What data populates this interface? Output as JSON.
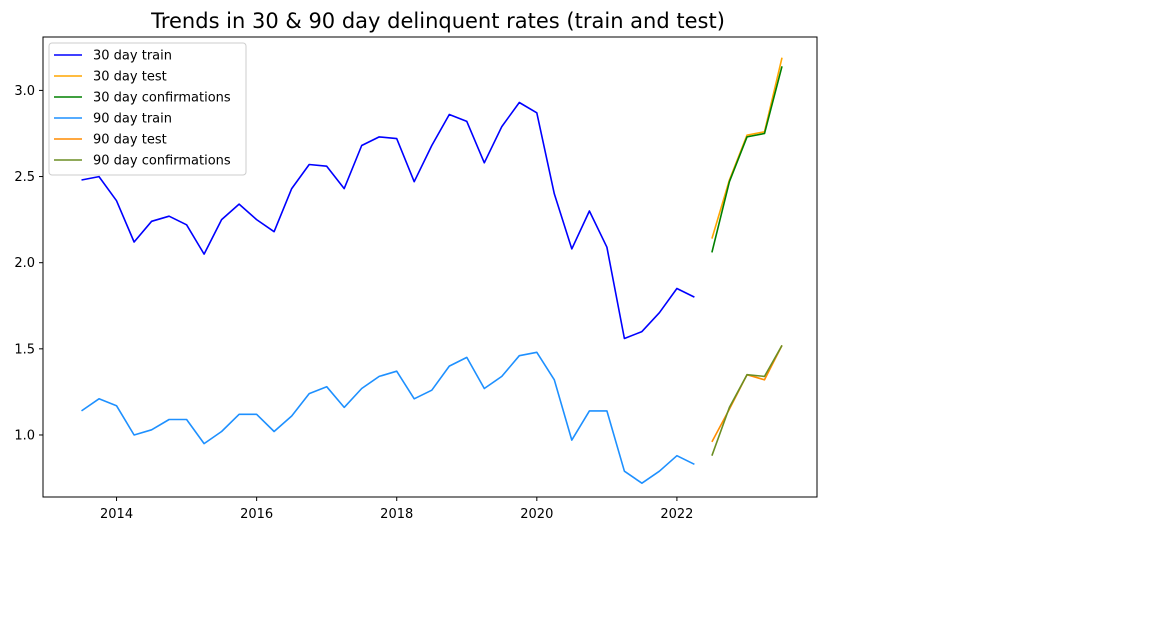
{
  "chart_data": {
    "type": "line",
    "title": "Trends in 30 & 90 day delinquent rates (train and test)",
    "xlabel": "",
    "ylabel": "",
    "xlim": [
      2012.95,
      2024.0
    ],
    "ylim": [
      0.64,
      3.31
    ],
    "x_ticks": [
      2014,
      2016,
      2018,
      2020,
      2022
    ],
    "x_tick_labels": [
      "2014",
      "2016",
      "2018",
      "2020",
      "2022"
    ],
    "y_ticks": [
      1.0,
      1.5,
      2.0,
      2.5,
      3.0
    ],
    "y_tick_labels": [
      "1.0",
      "1.5",
      "2.0",
      "2.5",
      "3.0"
    ],
    "grid": false,
    "legend_position": "top-left",
    "series": [
      {
        "name": "30 day train",
        "color": "#0000ff",
        "x": [
          2013.5,
          2013.75,
          2014.0,
          2014.25,
          2014.5,
          2014.75,
          2015.0,
          2015.25,
          2015.5,
          2015.75,
          2016.0,
          2016.25,
          2016.5,
          2016.75,
          2017.0,
          2017.25,
          2017.5,
          2017.75,
          2018.0,
          2018.25,
          2018.5,
          2018.75,
          2019.0,
          2019.25,
          2019.5,
          2019.75,
          2020.0,
          2020.25,
          2020.5,
          2020.75,
          2021.0,
          2021.25,
          2021.5,
          2021.75,
          2022.0,
          2022.25
        ],
        "values": [
          2.48,
          2.5,
          2.36,
          2.12,
          2.24,
          2.27,
          2.22,
          2.05,
          2.25,
          2.34,
          2.25,
          2.18,
          2.43,
          2.57,
          2.56,
          2.43,
          2.68,
          2.73,
          2.72,
          2.47,
          2.68,
          2.86,
          2.82,
          2.58,
          2.79,
          2.93,
          2.87,
          2.4,
          2.08,
          2.3,
          2.09,
          1.56,
          1.6,
          1.71,
          1.85,
          1.8
        ]
      },
      {
        "name": "30 day test",
        "color": "#ffa500",
        "x": [
          2022.5,
          2022.75,
          2023.0,
          2023.25,
          2023.5
        ],
        "values": [
          2.14,
          2.48,
          2.74,
          2.76,
          3.19
        ]
      },
      {
        "name": "30 day confirmations",
        "color": "#008000",
        "x": [
          2022.5,
          2022.75,
          2023.0,
          2023.25,
          2023.5
        ],
        "values": [
          2.06,
          2.47,
          2.73,
          2.75,
          3.14
        ]
      },
      {
        "name": "90 day train",
        "color": "#1e90ff",
        "x": [
          2013.5,
          2013.75,
          2014.0,
          2014.25,
          2014.5,
          2014.75,
          2015.0,
          2015.25,
          2015.5,
          2015.75,
          2016.0,
          2016.25,
          2016.5,
          2016.75,
          2017.0,
          2017.25,
          2017.5,
          2017.75,
          2018.0,
          2018.25,
          2018.5,
          2018.75,
          2019.0,
          2019.25,
          2019.5,
          2019.75,
          2020.0,
          2020.25,
          2020.5,
          2020.75,
          2021.0,
          2021.25,
          2021.5,
          2021.75,
          2022.0,
          2022.25
        ],
        "values": [
          1.14,
          1.21,
          1.17,
          1.0,
          1.03,
          1.09,
          1.09,
          0.95,
          1.02,
          1.12,
          1.12,
          1.02,
          1.11,
          1.24,
          1.28,
          1.16,
          1.27,
          1.34,
          1.37,
          1.21,
          1.26,
          1.4,
          1.45,
          1.27,
          1.34,
          1.46,
          1.48,
          1.32,
          0.97,
          1.14,
          1.14,
          0.79,
          0.72,
          0.79,
          0.88,
          0.83
        ]
      },
      {
        "name": "90 day test",
        "color": "#ff8c00",
        "x": [
          2022.5,
          2022.75,
          2023.0,
          2023.25,
          2023.5
        ],
        "values": [
          0.96,
          1.15,
          1.35,
          1.32,
          1.52
        ]
      },
      {
        "name": "90 day confirmations",
        "color": "#6b8e23",
        "x": [
          2022.5,
          2022.75,
          2023.0,
          2023.25,
          2023.5
        ],
        "values": [
          0.88,
          1.16,
          1.35,
          1.34,
          1.52
        ]
      }
    ]
  }
}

•••

- Your task -
Find every line that has "name" in it, then return those lines.

- Full solution -
        "name": "30 day train",
        "name": "30 day test",
        "name": "30 day confirmations",
        "name": "90 day train",
        "name": "90 day test",
        "name": "90 day confirmations",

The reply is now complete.